### Objective
Starting at the line with "Type out the text in this image.", copy each line through the last one below exactly as written, without any pictures.

### Entries shown
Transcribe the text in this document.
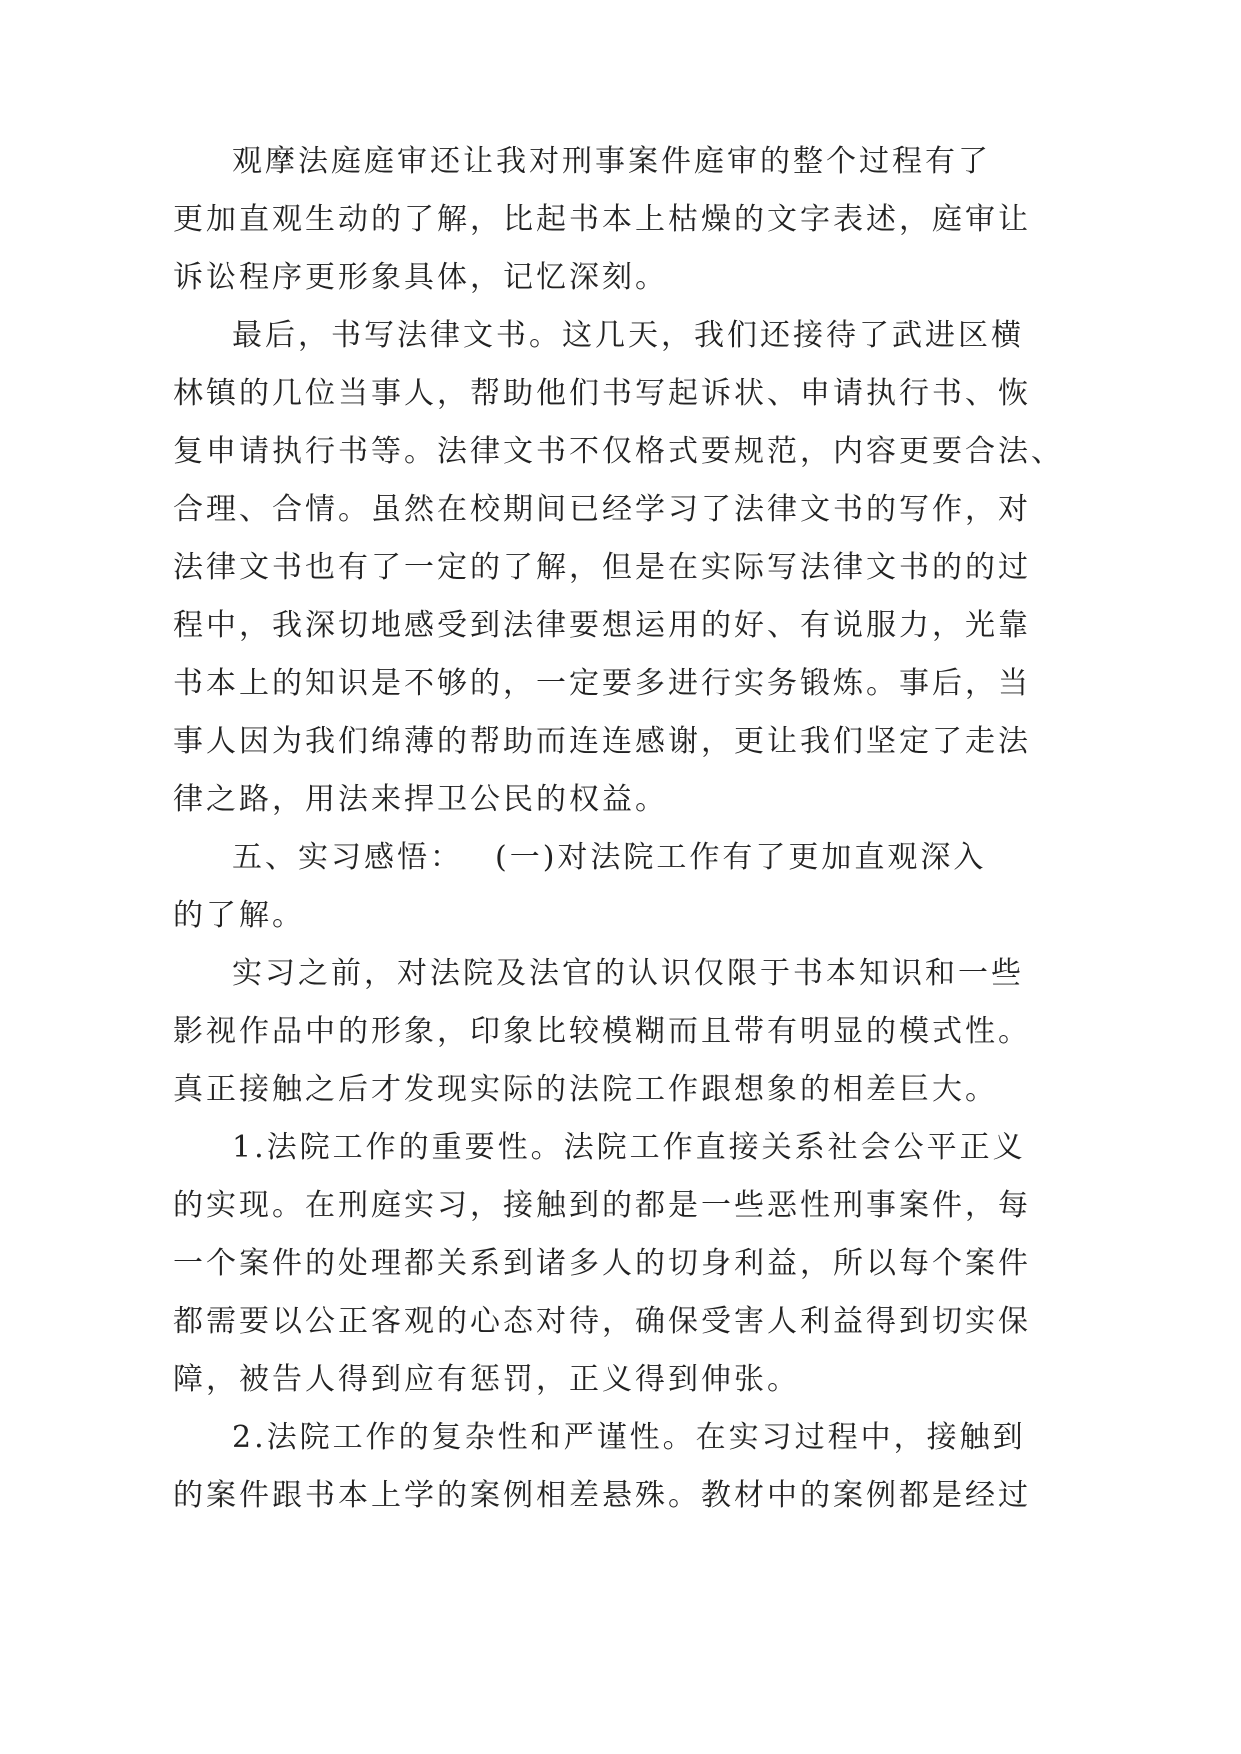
观摩法庭庭审还让我对刑事案件庭审的整个过程有了
更加直观生动的了解，比起书本上枯燥的文字表述，庭审让
诉讼程序更形象具体，记忆深刻。
最后，书写法律文书。这几天，我们还接待了武进区横
林镇的几位当事人，帮助他们书写起诉状、申请执行书、恢
复申请执行书等。法律文书不仅格式要规范，内容更要合法、
合理、合情。虽然在校期间已经学习了法律文书的写作，对
法律文书也有了一定的了解，但是在实际写法律文书的的过
程中，我深切地感受到法律要想运用的好、有说服力，光靠
书本上的知识是不够的，一定要多进行实务锻炼。事后，当
事人因为我们绵薄的帮助而连连感谢，更让我们坚定了走法
律之路，用法来捍卫公民的权益。
五、实习感悟： (一)对法院工作有了更加直观深入
的了解。
实习之前，对法院及法官的认识仅限于书本知识和一些
影视作品中的形象，印象比较模糊而且带有明显的模式性。
真正接触之后才发现实际的法院工作跟想象的相差巨大。
1.法院工作的重要性。法院工作直接关系社会公平正义
的实现。在刑庭实习，接触到的都是一些恶性刑事案件，每
一个案件的处理都关系到诸多人的切身利益，所以每个案件
都需要以公正客观的心态对待，确保受害人利益得到切实保
障，被告人得到应有惩罚，正义得到伸张。
2.法院工作的复杂性和严谨性。在实习过程中，接触到
的案件跟书本上学的案例相差悬殊。教材中的案例都是经过
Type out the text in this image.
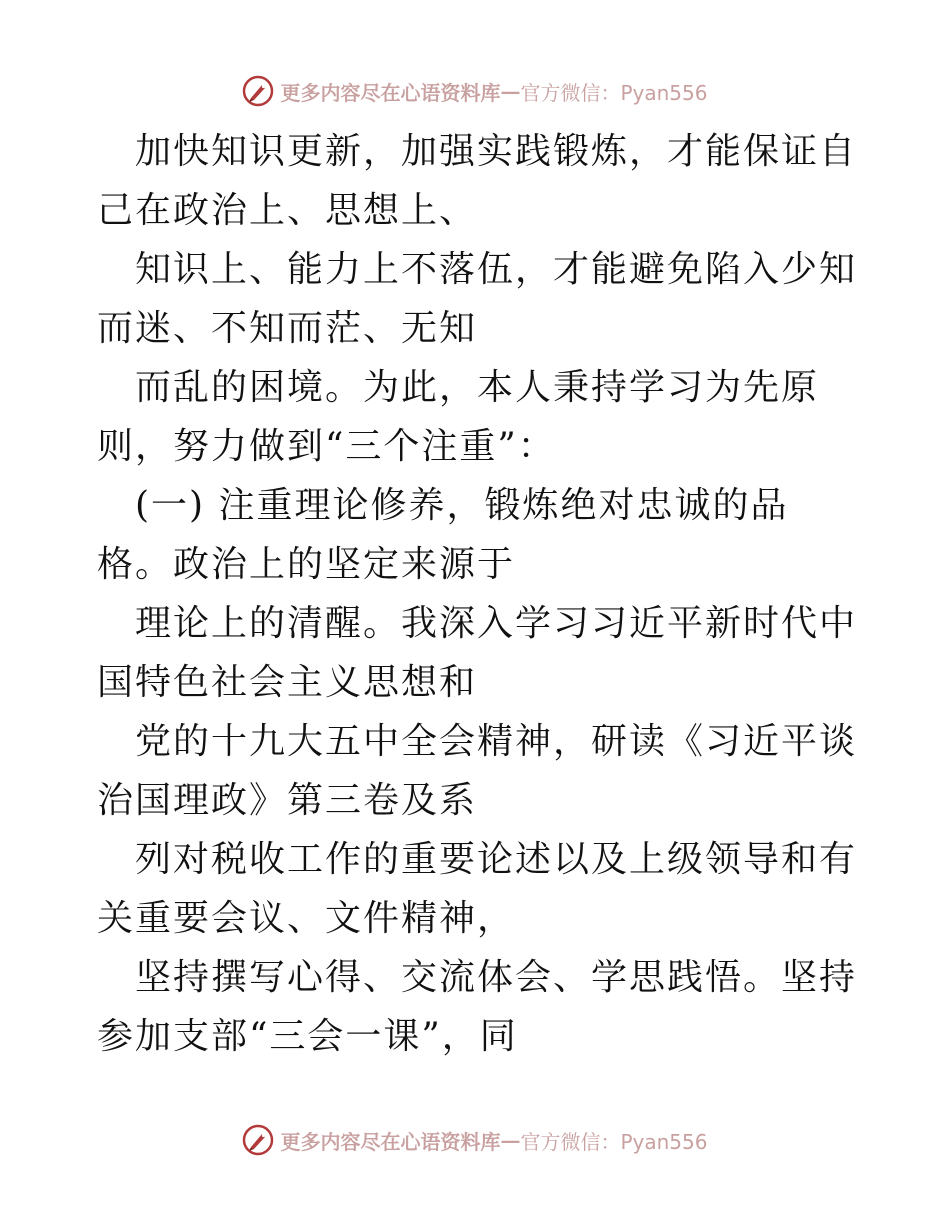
更多内容尽在心语资料库 — 官方微信：Pyan556

加快知识更新，加强实践锻炼，才能保证自己在政治上、思想上、

知识上、能力上不落伍，才能避免陷入少知而迷、不知而茫、无知

而乱的困境。为此，本人秉持学习为先原则，努力做到“三个注重”：

(一) 注重理论修养，锻炼绝对忠诚的品格。政治上的坚定来源于

理论上的清醒。我深入学习习近平新时代中国特色社会主义思想和

党的十九大五中全会精神，研读《习近平谈治国理政》第三卷及系

列对税收工作的重要论述以及上级领导和有关重要会议、文件精神，

坚持撰写心得、交流体会、学思践悟。坚持参加支部“三会一课”，同

更多内容尽在心语资料库 — 官方微信：Pyan556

### Result of this exercise
Type out the text in this image.
更多内容尽在心语资料库 — 官方微信：Pyan556

加快知识更新，加强实践锻炼，才能保证自己在政治上、思想上、

知识上、能力上不落伍，才能避免陷入少知而迷、不知而茫、无知

而乱的困境。为此，本人秉持学习为先原则，努力做到“三个注重”：

(一) 注重理论修养，锻炼绝对忠诚的品格。政治上的坚定来源于

理论上的清醒。我深入学习习近平新时代中国特色社会主义思想和

党的十九大五中全会精神，研读《习近平谈治国理政》第三卷及系

列对税收工作的重要论述以及上级领导和有关重要会议、文件精神，

坚持撰写心得、交流体会、学思践悟。坚持参加支部“三会一课”，同

更多内容尽在心语资料库 — 官方微信：Pyan556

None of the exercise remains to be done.